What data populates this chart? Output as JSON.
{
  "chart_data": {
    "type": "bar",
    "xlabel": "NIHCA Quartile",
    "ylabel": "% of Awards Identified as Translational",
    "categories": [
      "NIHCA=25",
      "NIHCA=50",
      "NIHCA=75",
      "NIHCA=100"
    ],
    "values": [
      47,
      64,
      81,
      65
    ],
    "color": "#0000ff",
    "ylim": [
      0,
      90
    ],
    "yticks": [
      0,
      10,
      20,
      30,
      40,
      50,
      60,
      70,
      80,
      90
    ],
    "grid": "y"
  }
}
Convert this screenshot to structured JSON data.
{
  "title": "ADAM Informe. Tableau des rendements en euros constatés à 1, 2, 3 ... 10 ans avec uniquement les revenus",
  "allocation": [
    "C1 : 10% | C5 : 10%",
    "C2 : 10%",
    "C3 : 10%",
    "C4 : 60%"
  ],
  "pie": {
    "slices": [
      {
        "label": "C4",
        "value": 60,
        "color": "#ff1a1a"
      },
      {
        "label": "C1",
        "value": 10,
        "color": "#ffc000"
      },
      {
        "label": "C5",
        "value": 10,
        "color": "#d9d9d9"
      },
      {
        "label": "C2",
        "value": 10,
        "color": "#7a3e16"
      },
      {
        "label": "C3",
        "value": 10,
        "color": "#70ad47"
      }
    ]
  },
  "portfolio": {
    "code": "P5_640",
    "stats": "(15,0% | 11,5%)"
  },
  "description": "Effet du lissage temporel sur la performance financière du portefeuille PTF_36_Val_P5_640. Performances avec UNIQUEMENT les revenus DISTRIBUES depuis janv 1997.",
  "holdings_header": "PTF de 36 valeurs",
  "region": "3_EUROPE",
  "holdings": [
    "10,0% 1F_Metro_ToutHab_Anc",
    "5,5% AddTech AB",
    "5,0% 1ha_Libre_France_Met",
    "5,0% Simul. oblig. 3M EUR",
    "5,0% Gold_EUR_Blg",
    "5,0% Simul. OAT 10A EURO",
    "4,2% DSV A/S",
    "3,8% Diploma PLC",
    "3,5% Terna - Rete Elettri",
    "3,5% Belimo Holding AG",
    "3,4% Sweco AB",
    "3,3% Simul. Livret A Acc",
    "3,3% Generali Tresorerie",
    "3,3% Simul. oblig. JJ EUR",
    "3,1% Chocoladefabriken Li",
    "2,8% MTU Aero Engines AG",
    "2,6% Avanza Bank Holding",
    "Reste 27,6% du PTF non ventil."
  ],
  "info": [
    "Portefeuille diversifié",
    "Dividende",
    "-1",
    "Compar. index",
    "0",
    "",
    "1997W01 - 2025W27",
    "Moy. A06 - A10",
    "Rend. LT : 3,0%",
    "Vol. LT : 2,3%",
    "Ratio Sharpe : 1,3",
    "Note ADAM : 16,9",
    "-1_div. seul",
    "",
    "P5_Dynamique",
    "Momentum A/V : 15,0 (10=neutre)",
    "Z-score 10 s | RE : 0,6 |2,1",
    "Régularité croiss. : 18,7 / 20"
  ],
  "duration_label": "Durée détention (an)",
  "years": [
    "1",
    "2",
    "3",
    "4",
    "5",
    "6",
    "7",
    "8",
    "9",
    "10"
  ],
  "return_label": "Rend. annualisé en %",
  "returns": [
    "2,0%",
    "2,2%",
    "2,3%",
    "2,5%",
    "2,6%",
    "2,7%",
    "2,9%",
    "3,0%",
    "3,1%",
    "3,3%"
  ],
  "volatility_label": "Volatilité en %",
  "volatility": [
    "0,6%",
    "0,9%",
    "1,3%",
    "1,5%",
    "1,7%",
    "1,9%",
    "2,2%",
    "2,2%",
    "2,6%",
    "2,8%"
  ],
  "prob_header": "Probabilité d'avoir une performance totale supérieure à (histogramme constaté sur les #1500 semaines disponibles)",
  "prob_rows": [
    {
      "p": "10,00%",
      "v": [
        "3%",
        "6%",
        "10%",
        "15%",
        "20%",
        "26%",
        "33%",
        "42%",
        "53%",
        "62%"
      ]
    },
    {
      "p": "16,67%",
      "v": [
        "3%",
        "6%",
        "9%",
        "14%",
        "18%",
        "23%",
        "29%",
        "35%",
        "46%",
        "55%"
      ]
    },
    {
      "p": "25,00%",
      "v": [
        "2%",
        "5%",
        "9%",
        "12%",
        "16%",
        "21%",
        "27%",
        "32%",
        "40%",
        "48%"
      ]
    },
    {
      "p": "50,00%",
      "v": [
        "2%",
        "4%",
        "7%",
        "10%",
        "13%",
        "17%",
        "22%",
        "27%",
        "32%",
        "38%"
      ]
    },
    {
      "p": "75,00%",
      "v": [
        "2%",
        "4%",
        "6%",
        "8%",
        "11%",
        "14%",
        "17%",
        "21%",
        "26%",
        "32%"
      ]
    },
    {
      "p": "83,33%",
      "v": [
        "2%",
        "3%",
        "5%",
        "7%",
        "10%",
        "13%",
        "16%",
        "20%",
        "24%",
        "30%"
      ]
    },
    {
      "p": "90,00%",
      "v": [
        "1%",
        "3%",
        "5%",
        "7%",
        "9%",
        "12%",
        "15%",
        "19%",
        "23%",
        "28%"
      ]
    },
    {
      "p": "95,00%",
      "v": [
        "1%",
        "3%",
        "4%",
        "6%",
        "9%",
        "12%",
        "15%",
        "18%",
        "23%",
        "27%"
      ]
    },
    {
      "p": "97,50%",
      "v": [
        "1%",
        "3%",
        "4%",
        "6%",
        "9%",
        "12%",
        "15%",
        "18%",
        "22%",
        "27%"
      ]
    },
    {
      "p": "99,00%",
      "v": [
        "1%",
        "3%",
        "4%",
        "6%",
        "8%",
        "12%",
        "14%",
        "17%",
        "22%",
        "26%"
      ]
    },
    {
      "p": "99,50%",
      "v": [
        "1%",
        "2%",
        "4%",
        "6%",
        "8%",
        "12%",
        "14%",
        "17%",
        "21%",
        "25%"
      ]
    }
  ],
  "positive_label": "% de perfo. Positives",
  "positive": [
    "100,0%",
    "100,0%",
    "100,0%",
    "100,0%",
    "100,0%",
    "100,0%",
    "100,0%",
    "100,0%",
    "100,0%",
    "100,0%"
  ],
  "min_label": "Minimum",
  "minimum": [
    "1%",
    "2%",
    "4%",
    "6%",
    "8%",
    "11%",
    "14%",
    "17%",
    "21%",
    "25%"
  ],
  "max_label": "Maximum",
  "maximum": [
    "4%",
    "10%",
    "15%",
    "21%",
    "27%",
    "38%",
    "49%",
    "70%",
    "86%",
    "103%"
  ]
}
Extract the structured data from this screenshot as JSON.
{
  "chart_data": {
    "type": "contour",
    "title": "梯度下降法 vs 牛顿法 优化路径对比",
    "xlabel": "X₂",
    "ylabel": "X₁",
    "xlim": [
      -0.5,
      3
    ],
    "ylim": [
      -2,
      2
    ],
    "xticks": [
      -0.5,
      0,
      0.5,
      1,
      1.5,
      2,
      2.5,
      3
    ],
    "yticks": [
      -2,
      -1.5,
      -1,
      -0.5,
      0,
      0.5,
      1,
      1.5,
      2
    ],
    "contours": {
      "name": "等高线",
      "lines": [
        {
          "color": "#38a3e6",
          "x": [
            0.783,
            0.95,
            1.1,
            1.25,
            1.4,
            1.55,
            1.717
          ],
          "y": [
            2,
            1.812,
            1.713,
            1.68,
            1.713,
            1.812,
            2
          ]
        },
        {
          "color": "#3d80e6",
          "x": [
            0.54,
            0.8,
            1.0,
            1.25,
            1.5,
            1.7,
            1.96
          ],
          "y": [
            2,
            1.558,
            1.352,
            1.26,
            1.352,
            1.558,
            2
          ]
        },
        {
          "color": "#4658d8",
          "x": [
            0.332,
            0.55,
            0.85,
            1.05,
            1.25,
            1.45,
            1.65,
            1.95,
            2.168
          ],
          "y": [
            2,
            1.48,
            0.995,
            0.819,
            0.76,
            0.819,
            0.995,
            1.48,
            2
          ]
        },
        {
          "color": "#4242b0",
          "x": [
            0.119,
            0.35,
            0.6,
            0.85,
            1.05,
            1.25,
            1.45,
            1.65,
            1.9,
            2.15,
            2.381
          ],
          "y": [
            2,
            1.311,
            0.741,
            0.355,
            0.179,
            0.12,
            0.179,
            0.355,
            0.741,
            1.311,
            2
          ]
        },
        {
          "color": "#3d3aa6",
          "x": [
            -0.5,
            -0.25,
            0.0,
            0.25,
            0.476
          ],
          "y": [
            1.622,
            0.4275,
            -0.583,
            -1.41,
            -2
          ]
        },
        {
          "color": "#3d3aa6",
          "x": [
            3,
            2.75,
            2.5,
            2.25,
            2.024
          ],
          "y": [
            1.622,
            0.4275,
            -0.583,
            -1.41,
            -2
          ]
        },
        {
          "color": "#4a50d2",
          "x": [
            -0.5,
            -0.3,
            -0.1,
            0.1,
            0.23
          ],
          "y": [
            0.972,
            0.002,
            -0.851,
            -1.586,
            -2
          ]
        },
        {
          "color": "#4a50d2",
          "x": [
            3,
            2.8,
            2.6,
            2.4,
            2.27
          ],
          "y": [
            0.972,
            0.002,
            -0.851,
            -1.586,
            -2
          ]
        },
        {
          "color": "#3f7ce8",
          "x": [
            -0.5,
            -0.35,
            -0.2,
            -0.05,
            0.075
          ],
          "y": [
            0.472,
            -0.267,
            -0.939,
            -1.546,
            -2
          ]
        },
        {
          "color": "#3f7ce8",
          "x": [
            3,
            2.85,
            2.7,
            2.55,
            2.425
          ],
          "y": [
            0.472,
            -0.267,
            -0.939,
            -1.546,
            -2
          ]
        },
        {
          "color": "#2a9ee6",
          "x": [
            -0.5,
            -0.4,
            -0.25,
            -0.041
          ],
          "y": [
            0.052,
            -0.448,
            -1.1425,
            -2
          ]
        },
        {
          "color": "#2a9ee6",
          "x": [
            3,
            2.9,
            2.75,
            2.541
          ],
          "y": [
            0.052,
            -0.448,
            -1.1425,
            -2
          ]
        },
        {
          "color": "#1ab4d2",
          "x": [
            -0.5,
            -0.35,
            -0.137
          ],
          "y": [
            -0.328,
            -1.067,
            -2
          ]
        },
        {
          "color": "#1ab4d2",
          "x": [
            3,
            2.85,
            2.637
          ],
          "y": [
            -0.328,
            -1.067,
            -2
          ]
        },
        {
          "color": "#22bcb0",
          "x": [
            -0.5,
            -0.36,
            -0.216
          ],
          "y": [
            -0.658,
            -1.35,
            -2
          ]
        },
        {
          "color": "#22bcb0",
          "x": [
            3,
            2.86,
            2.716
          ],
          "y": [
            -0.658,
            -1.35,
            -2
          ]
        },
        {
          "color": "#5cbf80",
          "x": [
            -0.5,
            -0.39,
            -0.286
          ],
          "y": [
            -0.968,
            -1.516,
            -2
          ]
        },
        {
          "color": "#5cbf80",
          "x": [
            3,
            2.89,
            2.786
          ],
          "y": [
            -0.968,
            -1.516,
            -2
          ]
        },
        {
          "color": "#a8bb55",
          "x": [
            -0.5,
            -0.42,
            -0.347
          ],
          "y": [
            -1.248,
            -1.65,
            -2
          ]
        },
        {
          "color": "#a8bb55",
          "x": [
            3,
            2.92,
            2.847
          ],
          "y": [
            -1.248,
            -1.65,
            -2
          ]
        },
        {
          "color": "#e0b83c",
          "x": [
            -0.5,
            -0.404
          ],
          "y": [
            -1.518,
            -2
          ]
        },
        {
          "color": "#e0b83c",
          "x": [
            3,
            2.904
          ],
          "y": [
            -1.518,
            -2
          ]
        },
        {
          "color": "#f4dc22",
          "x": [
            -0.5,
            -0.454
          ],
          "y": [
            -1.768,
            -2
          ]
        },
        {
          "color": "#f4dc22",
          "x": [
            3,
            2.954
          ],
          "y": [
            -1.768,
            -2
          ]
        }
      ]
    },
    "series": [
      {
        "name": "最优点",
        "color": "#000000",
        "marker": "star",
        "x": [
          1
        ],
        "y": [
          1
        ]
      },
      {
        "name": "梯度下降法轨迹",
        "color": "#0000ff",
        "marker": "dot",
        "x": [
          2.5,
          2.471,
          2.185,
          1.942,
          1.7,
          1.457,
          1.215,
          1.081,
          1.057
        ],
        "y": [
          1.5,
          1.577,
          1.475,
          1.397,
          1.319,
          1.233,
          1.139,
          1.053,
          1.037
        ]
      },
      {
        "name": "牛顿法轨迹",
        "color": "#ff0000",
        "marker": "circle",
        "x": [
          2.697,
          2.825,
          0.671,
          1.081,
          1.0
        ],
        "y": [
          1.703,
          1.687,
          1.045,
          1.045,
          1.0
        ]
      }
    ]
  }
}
===
What to work on —
Copy every line from the entries that contains the word "marker".

Solution to this task —
        "marker": "star",
        "marker": "dot",
        "marker": "circle",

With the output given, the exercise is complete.